— RECORDS FOR THE EXERCISE —
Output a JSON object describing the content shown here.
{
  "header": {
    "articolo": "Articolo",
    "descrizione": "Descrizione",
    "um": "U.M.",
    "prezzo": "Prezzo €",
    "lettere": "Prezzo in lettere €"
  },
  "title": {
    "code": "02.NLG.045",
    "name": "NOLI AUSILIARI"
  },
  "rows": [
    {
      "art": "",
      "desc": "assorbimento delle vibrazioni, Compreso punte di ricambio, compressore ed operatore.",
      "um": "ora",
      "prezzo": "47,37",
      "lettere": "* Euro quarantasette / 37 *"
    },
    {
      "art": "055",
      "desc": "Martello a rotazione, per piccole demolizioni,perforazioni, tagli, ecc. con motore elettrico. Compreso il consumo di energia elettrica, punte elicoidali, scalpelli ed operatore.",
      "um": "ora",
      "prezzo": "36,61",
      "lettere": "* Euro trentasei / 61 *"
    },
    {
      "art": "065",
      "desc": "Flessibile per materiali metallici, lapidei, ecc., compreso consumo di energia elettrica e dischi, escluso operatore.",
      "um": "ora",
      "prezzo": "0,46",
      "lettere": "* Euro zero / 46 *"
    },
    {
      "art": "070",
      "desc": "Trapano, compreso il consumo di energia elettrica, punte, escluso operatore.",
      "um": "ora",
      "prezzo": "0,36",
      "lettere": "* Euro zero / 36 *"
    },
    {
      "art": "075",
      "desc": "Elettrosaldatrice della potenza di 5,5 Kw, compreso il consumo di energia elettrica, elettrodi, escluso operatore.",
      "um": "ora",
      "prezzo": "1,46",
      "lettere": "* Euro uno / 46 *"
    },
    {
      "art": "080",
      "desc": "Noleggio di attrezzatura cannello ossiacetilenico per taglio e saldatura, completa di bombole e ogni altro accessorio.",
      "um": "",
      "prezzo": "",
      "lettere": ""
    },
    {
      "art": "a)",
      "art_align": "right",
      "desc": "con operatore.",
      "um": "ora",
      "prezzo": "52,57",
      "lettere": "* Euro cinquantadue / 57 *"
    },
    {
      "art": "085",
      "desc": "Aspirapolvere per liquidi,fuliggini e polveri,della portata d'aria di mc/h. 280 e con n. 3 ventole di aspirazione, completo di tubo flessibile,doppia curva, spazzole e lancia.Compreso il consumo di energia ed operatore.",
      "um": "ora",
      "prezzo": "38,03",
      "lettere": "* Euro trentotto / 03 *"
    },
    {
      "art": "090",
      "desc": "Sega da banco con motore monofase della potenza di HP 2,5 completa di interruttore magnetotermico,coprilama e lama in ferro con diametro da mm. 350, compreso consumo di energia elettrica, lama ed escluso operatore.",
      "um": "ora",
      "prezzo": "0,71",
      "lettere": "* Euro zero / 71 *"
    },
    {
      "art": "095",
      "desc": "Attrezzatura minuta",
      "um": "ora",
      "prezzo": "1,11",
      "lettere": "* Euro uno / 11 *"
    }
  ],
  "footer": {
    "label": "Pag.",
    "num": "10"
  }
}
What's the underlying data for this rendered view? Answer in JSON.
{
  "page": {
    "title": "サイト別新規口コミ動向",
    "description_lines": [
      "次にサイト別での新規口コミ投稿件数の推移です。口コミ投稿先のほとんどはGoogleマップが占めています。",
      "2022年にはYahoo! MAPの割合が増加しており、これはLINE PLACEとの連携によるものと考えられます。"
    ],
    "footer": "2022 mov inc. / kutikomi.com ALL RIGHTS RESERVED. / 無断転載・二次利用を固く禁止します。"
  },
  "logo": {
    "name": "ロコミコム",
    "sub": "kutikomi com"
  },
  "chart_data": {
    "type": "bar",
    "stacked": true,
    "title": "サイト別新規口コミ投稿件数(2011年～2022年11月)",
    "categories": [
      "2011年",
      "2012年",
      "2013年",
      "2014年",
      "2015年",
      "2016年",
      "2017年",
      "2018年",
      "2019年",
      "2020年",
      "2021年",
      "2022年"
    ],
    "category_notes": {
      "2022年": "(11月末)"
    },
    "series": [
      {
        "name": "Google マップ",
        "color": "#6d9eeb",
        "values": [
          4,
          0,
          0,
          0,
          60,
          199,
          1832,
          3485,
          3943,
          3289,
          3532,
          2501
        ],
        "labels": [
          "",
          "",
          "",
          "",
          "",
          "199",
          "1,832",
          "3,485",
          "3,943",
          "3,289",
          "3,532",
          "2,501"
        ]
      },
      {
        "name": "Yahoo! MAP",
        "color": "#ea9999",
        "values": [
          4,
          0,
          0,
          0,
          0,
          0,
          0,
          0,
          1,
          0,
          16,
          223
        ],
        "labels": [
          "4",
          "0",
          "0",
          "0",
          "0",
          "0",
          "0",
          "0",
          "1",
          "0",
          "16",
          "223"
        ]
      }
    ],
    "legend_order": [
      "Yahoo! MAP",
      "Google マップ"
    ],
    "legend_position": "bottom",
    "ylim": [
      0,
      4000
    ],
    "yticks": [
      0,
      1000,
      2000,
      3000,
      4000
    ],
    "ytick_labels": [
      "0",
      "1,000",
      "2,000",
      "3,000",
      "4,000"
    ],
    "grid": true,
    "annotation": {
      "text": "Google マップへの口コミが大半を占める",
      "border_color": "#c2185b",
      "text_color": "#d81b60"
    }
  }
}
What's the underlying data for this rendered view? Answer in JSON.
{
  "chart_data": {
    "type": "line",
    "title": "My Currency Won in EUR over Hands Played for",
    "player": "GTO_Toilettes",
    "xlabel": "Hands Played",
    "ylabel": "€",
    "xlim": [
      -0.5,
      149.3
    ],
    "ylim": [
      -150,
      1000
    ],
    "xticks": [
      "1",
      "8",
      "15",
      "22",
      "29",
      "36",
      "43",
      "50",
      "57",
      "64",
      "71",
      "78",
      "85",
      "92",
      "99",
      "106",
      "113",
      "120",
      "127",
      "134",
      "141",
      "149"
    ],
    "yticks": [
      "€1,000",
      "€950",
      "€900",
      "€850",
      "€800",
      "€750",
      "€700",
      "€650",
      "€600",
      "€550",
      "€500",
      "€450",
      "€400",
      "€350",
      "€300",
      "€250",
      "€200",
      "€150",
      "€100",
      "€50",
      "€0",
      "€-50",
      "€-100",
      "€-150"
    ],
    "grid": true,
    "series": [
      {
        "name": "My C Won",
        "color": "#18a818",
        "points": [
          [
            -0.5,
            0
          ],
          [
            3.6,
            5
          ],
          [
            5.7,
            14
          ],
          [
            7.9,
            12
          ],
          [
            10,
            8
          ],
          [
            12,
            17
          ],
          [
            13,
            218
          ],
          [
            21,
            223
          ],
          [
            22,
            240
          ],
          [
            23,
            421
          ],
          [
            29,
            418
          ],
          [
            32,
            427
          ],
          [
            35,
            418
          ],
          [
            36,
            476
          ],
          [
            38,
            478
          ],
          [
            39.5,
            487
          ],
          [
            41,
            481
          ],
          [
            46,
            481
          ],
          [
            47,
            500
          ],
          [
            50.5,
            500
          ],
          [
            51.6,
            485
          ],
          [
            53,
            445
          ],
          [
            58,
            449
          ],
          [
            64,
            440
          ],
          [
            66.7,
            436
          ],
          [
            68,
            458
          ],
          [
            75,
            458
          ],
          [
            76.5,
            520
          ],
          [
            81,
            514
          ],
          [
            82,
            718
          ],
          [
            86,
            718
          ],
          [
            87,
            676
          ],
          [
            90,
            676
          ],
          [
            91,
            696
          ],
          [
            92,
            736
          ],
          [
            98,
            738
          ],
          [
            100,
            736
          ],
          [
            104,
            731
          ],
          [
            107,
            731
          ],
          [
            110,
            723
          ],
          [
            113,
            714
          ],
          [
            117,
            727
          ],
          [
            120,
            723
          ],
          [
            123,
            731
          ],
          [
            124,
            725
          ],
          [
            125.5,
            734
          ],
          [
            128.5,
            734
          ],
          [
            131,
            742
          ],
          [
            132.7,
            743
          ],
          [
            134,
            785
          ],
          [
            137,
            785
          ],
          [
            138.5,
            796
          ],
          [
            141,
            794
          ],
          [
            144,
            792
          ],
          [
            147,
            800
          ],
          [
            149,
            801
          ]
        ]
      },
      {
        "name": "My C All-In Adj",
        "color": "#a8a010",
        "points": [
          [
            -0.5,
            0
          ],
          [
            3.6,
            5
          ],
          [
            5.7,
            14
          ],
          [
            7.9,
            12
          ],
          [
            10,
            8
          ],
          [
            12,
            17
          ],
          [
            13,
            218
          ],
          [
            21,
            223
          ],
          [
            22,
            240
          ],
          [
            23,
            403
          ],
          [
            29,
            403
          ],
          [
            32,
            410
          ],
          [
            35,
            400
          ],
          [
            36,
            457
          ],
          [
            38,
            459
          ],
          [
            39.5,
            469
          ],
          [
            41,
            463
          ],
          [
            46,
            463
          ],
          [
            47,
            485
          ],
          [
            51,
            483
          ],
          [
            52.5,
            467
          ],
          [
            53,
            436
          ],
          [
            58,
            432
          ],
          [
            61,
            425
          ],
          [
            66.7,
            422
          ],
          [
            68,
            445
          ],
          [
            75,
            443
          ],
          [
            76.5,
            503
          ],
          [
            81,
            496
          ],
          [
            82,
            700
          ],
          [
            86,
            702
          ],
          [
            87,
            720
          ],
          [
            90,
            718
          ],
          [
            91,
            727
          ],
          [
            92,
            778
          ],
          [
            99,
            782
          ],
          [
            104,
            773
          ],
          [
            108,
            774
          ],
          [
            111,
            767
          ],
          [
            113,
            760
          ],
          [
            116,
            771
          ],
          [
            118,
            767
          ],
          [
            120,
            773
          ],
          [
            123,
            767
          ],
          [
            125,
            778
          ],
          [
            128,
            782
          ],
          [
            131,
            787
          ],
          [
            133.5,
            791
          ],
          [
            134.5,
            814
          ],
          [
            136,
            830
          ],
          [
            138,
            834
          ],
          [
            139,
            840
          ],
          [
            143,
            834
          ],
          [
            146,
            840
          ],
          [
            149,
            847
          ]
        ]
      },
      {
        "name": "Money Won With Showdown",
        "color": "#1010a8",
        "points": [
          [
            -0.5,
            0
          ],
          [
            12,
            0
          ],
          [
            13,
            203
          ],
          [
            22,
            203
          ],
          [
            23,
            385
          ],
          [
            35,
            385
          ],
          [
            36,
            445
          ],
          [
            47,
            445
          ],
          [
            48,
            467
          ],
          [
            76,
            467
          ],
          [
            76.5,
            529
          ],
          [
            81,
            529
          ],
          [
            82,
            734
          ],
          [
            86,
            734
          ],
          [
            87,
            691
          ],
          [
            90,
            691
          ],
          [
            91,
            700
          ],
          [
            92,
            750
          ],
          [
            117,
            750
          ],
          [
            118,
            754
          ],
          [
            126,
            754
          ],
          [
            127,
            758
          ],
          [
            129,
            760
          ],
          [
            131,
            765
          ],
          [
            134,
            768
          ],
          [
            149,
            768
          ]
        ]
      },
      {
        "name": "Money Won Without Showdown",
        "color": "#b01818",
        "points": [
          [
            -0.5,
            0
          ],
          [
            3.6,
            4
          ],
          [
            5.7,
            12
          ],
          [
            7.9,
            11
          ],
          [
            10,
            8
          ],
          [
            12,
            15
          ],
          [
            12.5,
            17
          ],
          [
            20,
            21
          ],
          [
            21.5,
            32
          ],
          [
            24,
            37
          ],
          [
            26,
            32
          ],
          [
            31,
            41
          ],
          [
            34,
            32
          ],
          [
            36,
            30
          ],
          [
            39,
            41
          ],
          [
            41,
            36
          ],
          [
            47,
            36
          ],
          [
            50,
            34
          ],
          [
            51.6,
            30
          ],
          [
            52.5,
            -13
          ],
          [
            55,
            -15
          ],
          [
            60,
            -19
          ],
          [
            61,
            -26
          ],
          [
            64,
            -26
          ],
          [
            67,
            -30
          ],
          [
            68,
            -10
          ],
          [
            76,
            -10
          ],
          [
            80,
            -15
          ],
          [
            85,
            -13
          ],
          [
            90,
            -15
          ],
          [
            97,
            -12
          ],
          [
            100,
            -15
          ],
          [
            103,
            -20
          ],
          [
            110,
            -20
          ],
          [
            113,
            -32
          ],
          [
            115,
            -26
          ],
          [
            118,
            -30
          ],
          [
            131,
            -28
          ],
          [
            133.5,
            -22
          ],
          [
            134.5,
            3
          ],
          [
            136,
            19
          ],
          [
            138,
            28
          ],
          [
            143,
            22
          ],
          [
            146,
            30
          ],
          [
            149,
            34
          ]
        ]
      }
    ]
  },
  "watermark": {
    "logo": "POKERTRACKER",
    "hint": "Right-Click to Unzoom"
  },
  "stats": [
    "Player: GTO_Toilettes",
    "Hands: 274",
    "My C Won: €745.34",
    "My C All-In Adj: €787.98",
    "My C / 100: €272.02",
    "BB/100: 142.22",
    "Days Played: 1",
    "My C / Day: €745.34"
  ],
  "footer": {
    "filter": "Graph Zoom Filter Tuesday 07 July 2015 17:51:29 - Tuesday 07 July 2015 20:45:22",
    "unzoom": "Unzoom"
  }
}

— WHAT THE EXERCISE ASKS —
Within the data above, pick out all lines holding the word "Unzoom".

— RESPONSE —
    "hint": "Right-Click to Unzoom"
    "unzoom": "Unzoom"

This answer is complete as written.